INPUT ROWS:
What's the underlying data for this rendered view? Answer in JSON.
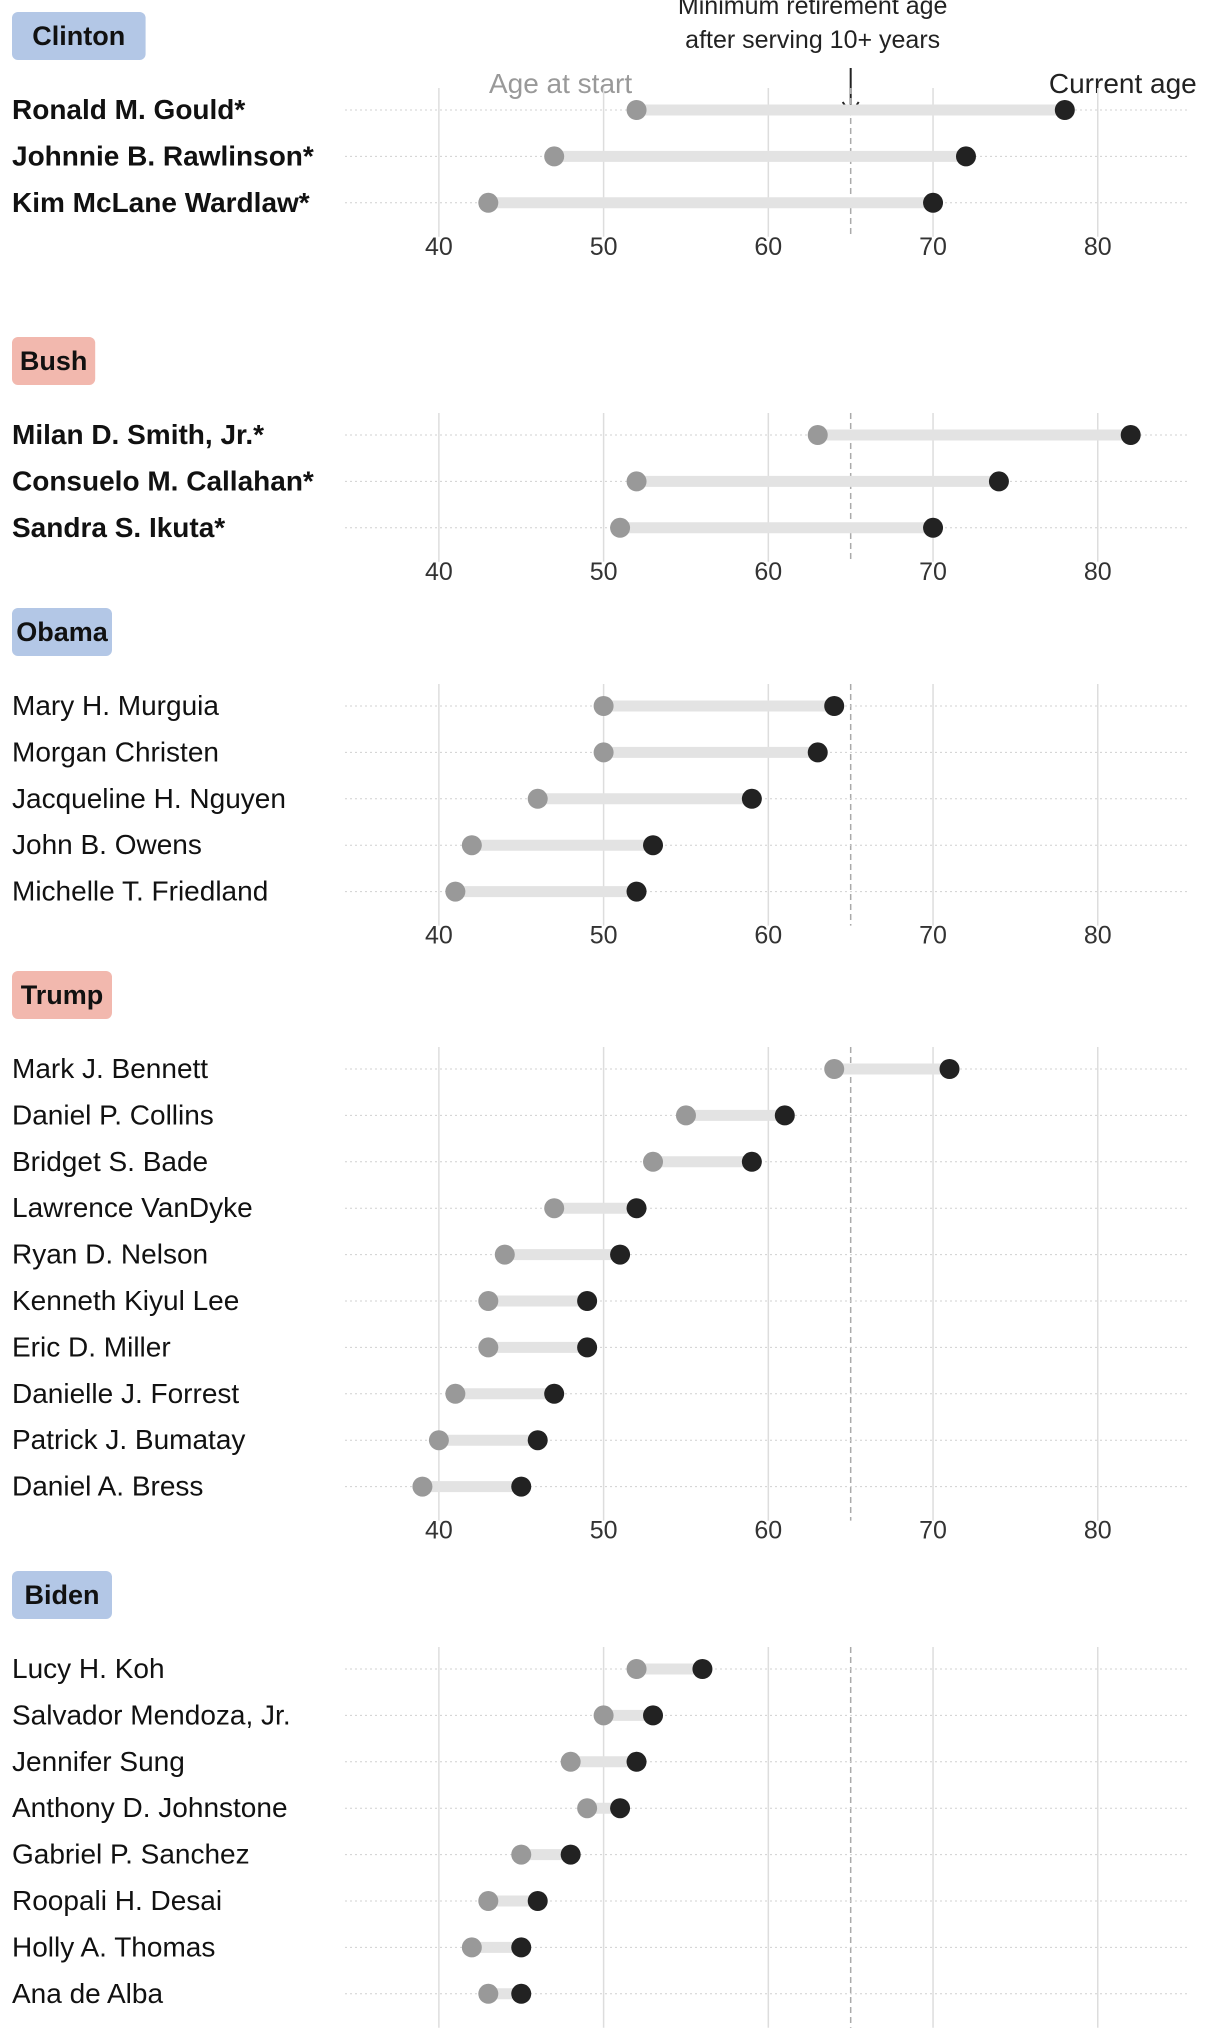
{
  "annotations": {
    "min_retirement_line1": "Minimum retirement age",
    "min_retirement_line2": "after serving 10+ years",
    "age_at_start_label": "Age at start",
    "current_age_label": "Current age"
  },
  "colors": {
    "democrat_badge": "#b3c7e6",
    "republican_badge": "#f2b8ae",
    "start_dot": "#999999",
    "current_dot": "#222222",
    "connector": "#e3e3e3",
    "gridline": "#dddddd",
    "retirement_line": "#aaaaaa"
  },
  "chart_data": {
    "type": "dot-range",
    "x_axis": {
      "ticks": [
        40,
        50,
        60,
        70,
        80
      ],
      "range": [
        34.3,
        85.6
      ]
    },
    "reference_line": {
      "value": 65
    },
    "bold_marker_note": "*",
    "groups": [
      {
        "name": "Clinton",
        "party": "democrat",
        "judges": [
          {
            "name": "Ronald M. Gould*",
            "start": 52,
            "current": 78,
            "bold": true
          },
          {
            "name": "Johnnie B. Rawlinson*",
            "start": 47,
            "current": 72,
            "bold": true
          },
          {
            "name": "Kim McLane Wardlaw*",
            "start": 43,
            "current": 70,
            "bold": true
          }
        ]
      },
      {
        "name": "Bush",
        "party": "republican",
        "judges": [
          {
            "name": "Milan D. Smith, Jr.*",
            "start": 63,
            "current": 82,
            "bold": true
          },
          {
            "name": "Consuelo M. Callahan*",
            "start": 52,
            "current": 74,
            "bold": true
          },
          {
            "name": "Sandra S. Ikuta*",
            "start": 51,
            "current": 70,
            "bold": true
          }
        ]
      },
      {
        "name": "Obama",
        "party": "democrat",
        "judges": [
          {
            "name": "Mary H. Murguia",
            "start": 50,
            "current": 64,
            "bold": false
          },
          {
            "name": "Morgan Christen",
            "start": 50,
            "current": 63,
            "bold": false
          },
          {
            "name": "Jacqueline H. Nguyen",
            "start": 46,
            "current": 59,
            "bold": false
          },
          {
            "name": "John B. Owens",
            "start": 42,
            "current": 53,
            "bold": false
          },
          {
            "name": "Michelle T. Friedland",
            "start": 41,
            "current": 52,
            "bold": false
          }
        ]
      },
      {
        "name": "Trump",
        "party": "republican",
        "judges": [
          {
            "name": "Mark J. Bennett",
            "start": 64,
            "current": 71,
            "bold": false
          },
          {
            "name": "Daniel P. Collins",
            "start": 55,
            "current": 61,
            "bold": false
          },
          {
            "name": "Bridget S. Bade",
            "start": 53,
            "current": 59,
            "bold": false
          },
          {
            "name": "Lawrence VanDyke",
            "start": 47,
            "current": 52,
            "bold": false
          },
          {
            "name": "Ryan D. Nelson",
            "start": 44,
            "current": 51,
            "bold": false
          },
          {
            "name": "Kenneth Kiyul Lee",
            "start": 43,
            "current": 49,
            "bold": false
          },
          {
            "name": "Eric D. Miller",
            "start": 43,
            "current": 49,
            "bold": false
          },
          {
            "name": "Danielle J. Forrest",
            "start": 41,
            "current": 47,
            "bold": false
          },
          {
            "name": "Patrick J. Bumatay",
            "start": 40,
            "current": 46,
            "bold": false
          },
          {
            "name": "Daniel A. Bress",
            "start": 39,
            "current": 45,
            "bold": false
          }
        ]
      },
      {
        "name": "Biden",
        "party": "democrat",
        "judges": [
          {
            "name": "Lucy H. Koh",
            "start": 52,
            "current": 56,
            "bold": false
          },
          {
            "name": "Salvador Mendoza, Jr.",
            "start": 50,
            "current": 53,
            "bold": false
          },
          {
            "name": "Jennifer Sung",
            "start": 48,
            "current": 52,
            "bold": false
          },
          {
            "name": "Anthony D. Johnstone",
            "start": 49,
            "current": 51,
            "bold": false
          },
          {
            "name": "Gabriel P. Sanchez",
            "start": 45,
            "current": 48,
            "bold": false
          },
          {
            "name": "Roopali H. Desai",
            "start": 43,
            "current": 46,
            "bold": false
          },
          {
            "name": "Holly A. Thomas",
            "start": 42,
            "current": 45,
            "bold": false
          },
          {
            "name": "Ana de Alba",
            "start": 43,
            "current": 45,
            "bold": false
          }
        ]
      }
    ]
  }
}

EXERCISE: Without the pictures, reproduce every line of the records above exactly.

FINISHED ANSWER:
What's the underlying data for this rendered view? Answer in JSON.
{
  "annotations": {
    "min_retirement_line1": "Minimum retirement age",
    "min_retirement_line2": "after serving 10+ years",
    "age_at_start_label": "Age at start",
    "current_age_label": "Current age"
  },
  "colors": {
    "democrat_badge": "#b3c7e6",
    "republican_badge": "#f2b8ae",
    "start_dot": "#999999",
    "current_dot": "#222222",
    "connector": "#e3e3e3",
    "gridline": "#dddddd",
    "retirement_line": "#aaaaaa"
  },
  "chart_data": {
    "type": "dot-range",
    "x_axis": {
      "ticks": [
        40,
        50,
        60,
        70,
        80
      ],
      "range": [
        34.3,
        85.6
      ]
    },
    "reference_line": {
      "value": 65
    },
    "bold_marker_note": "*",
    "groups": [
      {
        "name": "Clinton",
        "party": "democrat",
        "judges": [
          {
            "name": "Ronald M. Gould*",
            "start": 52,
            "current": 78,
            "bold": true
          },
          {
            "name": "Johnnie B. Rawlinson*",
            "start": 47,
            "current": 72,
            "bold": true
          },
          {
            "name": "Kim McLane Wardlaw*",
            "start": 43,
            "current": 70,
            "bold": true
          }
        ]
      },
      {
        "name": "Bush",
        "party": "republican",
        "judges": [
          {
            "name": "Milan D. Smith, Jr.*",
            "start": 63,
            "current": 82,
            "bold": true
          },
          {
            "name": "Consuelo M. Callahan*",
            "start": 52,
            "current": 74,
            "bold": true
          },
          {
            "name": "Sandra S. Ikuta*",
            "start": 51,
            "current": 70,
            "bold": true
          }
        ]
      },
      {
        "name": "Obama",
        "party": "democrat",
        "judges": [
          {
            "name": "Mary H. Murguia",
            "start": 50,
            "current": 64,
            "bold": false
          },
          {
            "name": "Morgan Christen",
            "start": 50,
            "current": 63,
            "bold": false
          },
          {
            "name": "Jacqueline H. Nguyen",
            "start": 46,
            "current": 59,
            "bold": false
          },
          {
            "name": "John B. Owens",
            "start": 42,
            "current": 53,
            "bold": false
          },
          {
            "name": "Michelle T. Friedland",
            "start": 41,
            "current": 52,
            "bold": false
          }
        ]
      },
      {
        "name": "Trump",
        "party": "republican",
        "judges": [
          {
            "name": "Mark J. Bennett",
            "start": 64,
            "current": 71,
            "bold": false
          },
          {
            "name": "Daniel P. Collins",
            "start": 55,
            "current": 61,
            "bold": false
          },
          {
            "name": "Bridget S. Bade",
            "start": 53,
            "current": 59,
            "bold": false
          },
          {
            "name": "Lawrence VanDyke",
            "start": 47,
            "current": 52,
            "bold": false
          },
          {
            "name": "Ryan D. Nelson",
            "start": 44,
            "current": 51,
            "bold": false
          },
          {
            "name": "Kenneth Kiyul Lee",
            "start": 43,
            "current": 49,
            "bold": false
          },
          {
            "name": "Eric D. Miller",
            "start": 43,
            "current": 49,
            "bold": false
          },
          {
            "name": "Danielle J. Forrest",
            "start": 41,
            "current": 47,
            "bold": false
          },
          {
            "name": "Patrick J. Bumatay",
            "start": 40,
            "current": 46,
            "bold": false
          },
          {
            "name": "Daniel A. Bress",
            "start": 39,
            "current": 45,
            "bold": false
          }
        ]
      },
      {
        "name": "Biden",
        "party": "democrat",
        "judges": [
          {
            "name": "Lucy H. Koh",
            "start": 52,
            "current": 56,
            "bold": false
          },
          {
            "name": "Salvador Mendoza, Jr.",
            "start": 50,
            "current": 53,
            "bold": false
          },
          {
            "name": "Jennifer Sung",
            "start": 48,
            "current": 52,
            "bold": false
          },
          {
            "name": "Anthony D. Johnstone",
            "start": 49,
            "current": 51,
            "bold": false
          },
          {
            "name": "Gabriel P. Sanchez",
            "start": 45,
            "current": 48,
            "bold": false
          },
          {
            "name": "Roopali H. Desai",
            "start": 43,
            "current": 46,
            "bold": false
          },
          {
            "name": "Holly A. Thomas",
            "start": 42,
            "current": 45,
            "bold": false
          },
          {
            "name": "Ana de Alba",
            "start": 43,
            "current": 45,
            "bold": false
          }
        ]
      }
    ]
  }
}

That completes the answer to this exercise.